> _DATA FOR THIS EXERCISE_:
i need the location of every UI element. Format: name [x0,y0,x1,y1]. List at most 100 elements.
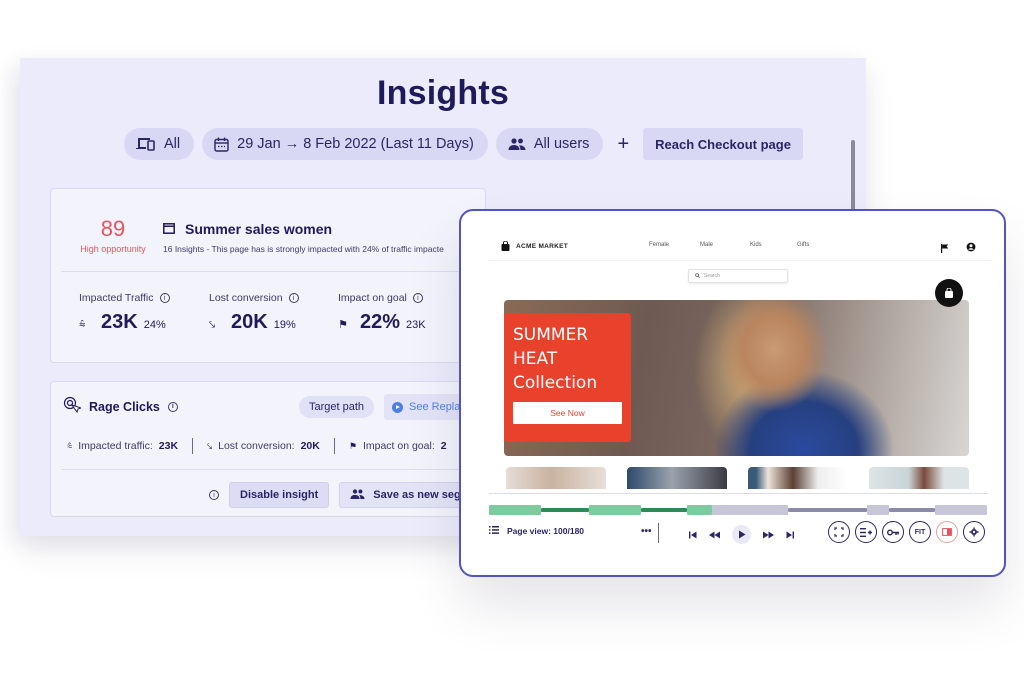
add-list-icon[interactable] [855,521,877,543]
site-nav-link[interactable]: Female [649,242,669,248]
info-icon[interactable]: i [159,293,170,303]
shopping-bag-icon [945,288,953,298]
replayed-website: ACME MARKET Female Male Kids Gifts Searc… [489,229,991,489]
fast-forward-icon[interactable] [763,531,774,539]
session-replay-player: ACME MARKET Female Male Kids Gifts Searc… [459,209,1006,577]
score-value: 89 [100,216,126,241]
metric-label: Impacted Traffic [79,292,154,304]
timeline-segment-page[interactable] [934,505,987,515]
trending-down-icon: ⤥ [207,440,213,451]
info-icon[interactable]: i [167,401,178,412]
segment-filter-label: All users [533,136,590,152]
page-icon [163,221,175,237]
stat-value: 20K [300,440,320,452]
separator [192,438,194,454]
see-now-button[interactable]: See Now [513,402,622,424]
site-nav: ACME MARKET Female Male Kids Gifts [489,229,991,261]
replay-timeline[interactable] [489,505,987,515]
timeline-segment-page[interactable] [489,505,542,515]
record-icon[interactable] [936,521,958,543]
insight-description: 16 Insights - This page has is strongly … [163,244,444,254]
disable-insight-button[interactable]: Disable insight [229,482,330,508]
rage-actions: i Disable insight Save as new segment [209,482,480,508]
flag-icon[interactable] [941,240,949,258]
rage-clicks-title: Rage Clicks [89,399,160,414]
product-thumbnail[interactable] [748,467,848,489]
timeline-segment-page[interactable] [711,505,788,515]
metric-value: 22% [360,311,401,333]
user-icon[interactable] [966,239,976,257]
metric-impact-on-goal: Impact on goal i ⚑ 22% 23K [338,292,426,334]
insight-title: Summer sales women [163,221,332,237]
goal-chip[interactable]: Reach Checkout page [643,128,803,160]
users-icon [350,488,365,502]
product-thumbnail[interactable] [869,467,969,489]
timeline-segment-page[interactable] [588,505,641,515]
metric-label: Impact on goal [338,292,407,304]
player-controls: Page view: 100/180 ••• FIT [489,521,991,547]
page-view-counter[interactable]: Page view: 100/180 [489,526,584,536]
scrollbar[interactable] [851,140,855,214]
skip-end-icon[interactable] [786,531,794,539]
product-thumbnails [506,467,969,489]
site-nav-link[interactable]: Male [700,242,713,248]
add-filter-button[interactable]: + [611,133,635,156]
play-circle-icon [392,401,403,413]
date-range-filter[interactable]: 29 Jan → 8 Feb 2022 (Last 11 Days) [202,128,488,160]
metric-value: 20K [231,311,268,333]
metric-sub: 24% [143,319,166,331]
site-nav-link[interactable]: Gifts [797,242,809,248]
timeline-segment-gap[interactable] [541,508,589,512]
search-icon [695,272,700,280]
product-thumbnail[interactable] [506,467,606,489]
key-icon[interactable] [882,521,904,543]
opportunity-score: 89 High opportunity [75,216,151,255]
trending-icon: ⩯ [79,319,86,331]
filter-bar: All 29 Jan → 8 Feb 2022 (Last 11 Days) A… [124,128,803,160]
player-divider [489,493,988,494]
see-replay-label: See Replay [409,401,466,413]
metric-label: Lost conversion [209,292,283,304]
timeline-segment-gap[interactable] [787,508,868,512]
date-range-label: 29 Jan → 8 Feb 2022 (Last 11 Days) [237,136,474,152]
settings-icon[interactable] [963,521,985,543]
hero-line: HEAT [513,349,558,369]
target-path-button[interactable]: Target path [299,396,375,418]
device-filter-label: All [164,136,181,152]
stat-label: Impacted traffic: [78,440,153,452]
metric-lost-conversion: Lost conversion i ⤥ 20K 19% [209,292,299,334]
fit-button[interactable]: FIT [909,521,931,543]
play-icon[interactable] [732,525,751,544]
users-icon [508,138,526,150]
site-nav-link[interactable]: Kids [750,242,762,248]
device-filter[interactable]: All [124,128,195,160]
flag-icon: ⚑ [338,319,348,331]
timeline-segment-page[interactable] [686,505,712,515]
shopping-bag-icon [501,241,510,251]
cart-button[interactable] [935,279,963,307]
segment-filter[interactable]: All users [495,128,604,160]
more-options-button[interactable]: ••• [641,526,652,537]
devices-icon [136,137,156,151]
rage-clicks-card[interactable]: Rage Clicks i Target path See Replay ⩯ I… [50,381,486,517]
hero-line: Collection [513,373,598,393]
site-search-input[interactable]: Search [688,269,788,283]
rage-click-icon [63,396,83,417]
card-divider [61,469,485,470]
rage-stats: ⩯ Impacted traffic: 23K ⤥ Lost conversio… [67,438,447,454]
stat-value: 2 [440,440,447,452]
hero-banner: SUMMER HEAT Collection See Now [504,300,969,456]
skip-start-icon[interactable] [689,531,697,539]
card-divider [61,271,485,272]
rewind-icon[interactable] [709,531,720,539]
info-icon[interactable]: i [288,293,299,303]
fullscreen-icon[interactable] [828,521,850,543]
info-icon[interactable]: i [412,293,423,303]
page-title: Insights [377,74,509,112]
timeline-segment-gap[interactable] [889,508,935,512]
info-icon[interactable]: i [209,490,219,500]
page-insight-card[interactable]: 89 High opportunity Summer sales women 1… [50,188,486,363]
product-thumbnail[interactable] [627,467,727,489]
timeline-segment-gap[interactable] [640,508,687,512]
timeline-segment-page[interactable] [867,505,890,515]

> _SHORT PROBLEM_: Copy every one of the lines above word for word, without the pictures.

> _FULL SOLUTION_:
i need the location of every UI element. Format: name [x0,y0,x1,y1]. List at most 100 elements.
add-list-icon[interactable] [855,521,877,543]
site-nav-link[interactable]: Female [649,242,669,248]
info-icon[interactable]: i [159,293,170,303]
shopping-bag-icon [945,288,953,298]
replayed-website: ACME MARKET Female Male Kids Gifts Searc… [489,229,991,489]
fast-forward-icon[interactable] [763,531,774,539]
session-replay-player: ACME MARKET Female Male Kids Gifts Searc… [459,209,1006,577]
score-value: 89 [100,216,126,241]
metric-label: Impacted Traffic [79,292,154,304]
timeline-segment-page[interactable] [934,505,987,515]
trending-down-icon: ⤥ [207,440,213,451]
info-icon[interactable]: i [167,401,178,412]
segment-filter-label: All users [533,136,590,152]
page-icon [163,221,175,237]
stat-value: 20K [300,440,320,452]
separator [192,438,194,454]
see-now-button[interactable]: See Now [513,402,622,424]
site-nav: ACME MARKET Female Male Kids Gifts [489,229,991,261]
replay-timeline[interactable] [489,505,987,515]
timeline-segment-page[interactable] [489,505,542,515]
record-icon[interactable] [936,521,958,543]
insight-description: 16 Insights - This page has is strongly … [163,244,444,254]
disable-insight-button[interactable]: Disable insight [229,482,330,508]
rage-actions: i Disable insight Save as new segment [209,482,480,508]
flag-icon[interactable] [941,240,949,258]
rage-clicks-title: Rage Clicks [89,399,160,414]
product-thumbnail[interactable] [748,467,848,489]
timeline-segment-page[interactable] [711,505,788,515]
metric-value: 22% [360,311,401,333]
user-icon[interactable] [966,239,976,257]
metric-impact-on-goal: Impact on goal i ⚑ 22% 23K [338,292,426,334]
insight-title: Summer sales women [163,221,332,237]
goal-chip[interactable]: Reach Checkout page [643,128,803,160]
users-icon [350,488,365,502]
product-thumbnail[interactable] [869,467,969,489]
timeline-segment-page[interactable] [588,505,641,515]
metric-label: Impact on goal [338,292,407,304]
player-controls: Page view: 100/180 ••• FIT [489,521,991,547]
page-view-counter[interactable]: Page view: 100/180 [489,526,584,536]
scrollbar[interactable] [851,140,855,214]
skip-end-icon[interactable] [786,531,794,539]
product-thumbnails [506,467,969,489]
site-nav-link[interactable]: Male [700,242,713,248]
add-filter-button[interactable]: + [611,133,635,156]
play-circle-icon [392,401,403,413]
date-range-filter[interactable]: 29 Jan → 8 Feb 2022 (Last 11 Days) [202,128,488,160]
metric-value: 20K [231,311,268,333]
metric-sub: 24% [143,319,166,331]
site-nav-link[interactable]: Gifts [797,242,809,248]
timeline-segment-gap[interactable] [541,508,589,512]
search-icon [695,272,700,280]
product-thumbnail[interactable] [506,467,606,489]
key-icon[interactable] [882,521,904,543]
opportunity-score: 89 High opportunity [75,216,151,255]
trending-icon: ⩯ [79,319,86,331]
filter-bar: All 29 Jan → 8 Feb 2022 (Last 11 Days) A… [124,128,803,160]
player-divider [489,493,988,494]
see-replay-label: See Replay [409,401,466,413]
metric-label: Lost conversion [209,292,283,304]
timeline-segment-gap[interactable] [787,508,868,512]
date-range-label: 29 Jan → 8 Feb 2022 (Last 11 Days) [237,136,474,152]
settings-icon[interactable] [963,521,985,543]
hero-line: HEAT [513,349,558,369]
target-path-button[interactable]: Target path [299,396,375,418]
device-filter-label: All [164,136,181,152]
stat-label: Impacted traffic: [78,440,153,452]
metric-lost-conversion: Lost conversion i ⤥ 20K 19% [209,292,299,334]
fit-button[interactable]: FIT [909,521,931,543]
play-icon[interactable] [732,525,751,544]
users-icon [508,138,526,150]
site-nav-link[interactable]: Kids [750,242,762,248]
device-filter[interactable]: All [124,128,195,160]
flag-icon: ⚑ [338,319,348,331]
timeline-segment-page[interactable] [686,505,712,515]
shopping-bag-icon [501,241,510,251]
cart-button[interactable] [935,279,963,307]
segment-filter[interactable]: All users [495,128,604,160]
more-options-button[interactable]: ••• [641,526,652,537]
devices-icon [136,137,156,151]
rage-clicks-card[interactable]: Rage Clicks i Target path See Replay ⩯ I… [50,381,486,517]
hero-line: Collection [513,373,598,393]
site-search-input[interactable]: Search [688,269,788,283]
rage-click-icon [63,396,83,417]
card-divider [61,469,485,470]
rage-stats: ⩯ Impacted traffic: 23K ⤥ Lost conversio… [67,438,447,454]
stat-value: 2 [440,440,447,452]
hero-banner: SUMMER HEAT Collection See Now [504,300,969,456]
skip-start-icon[interactable] [689,531,697,539]
card-divider [61,271,485,272]
rewind-icon[interactable] [709,531,720,539]
info-icon[interactable]: i [288,293,299,303]
fullscreen-icon[interactable] [828,521,850,543]
info-icon[interactable]: i [412,293,423,303]
page-title: Insights [377,74,509,112]
timeline-segment-gap[interactable] [889,508,935,512]
info-icon[interactable]: i [209,490,219,500]
page-insight-card[interactable]: 89 High opportunity Summer sales women 1… [50,188,486,363]
product-thumbnail[interactable] [627,467,727,489]
timeline-segment-gap[interactable] [640,508,687,512]
timeline-segment-page[interactable] [867,505,890,515]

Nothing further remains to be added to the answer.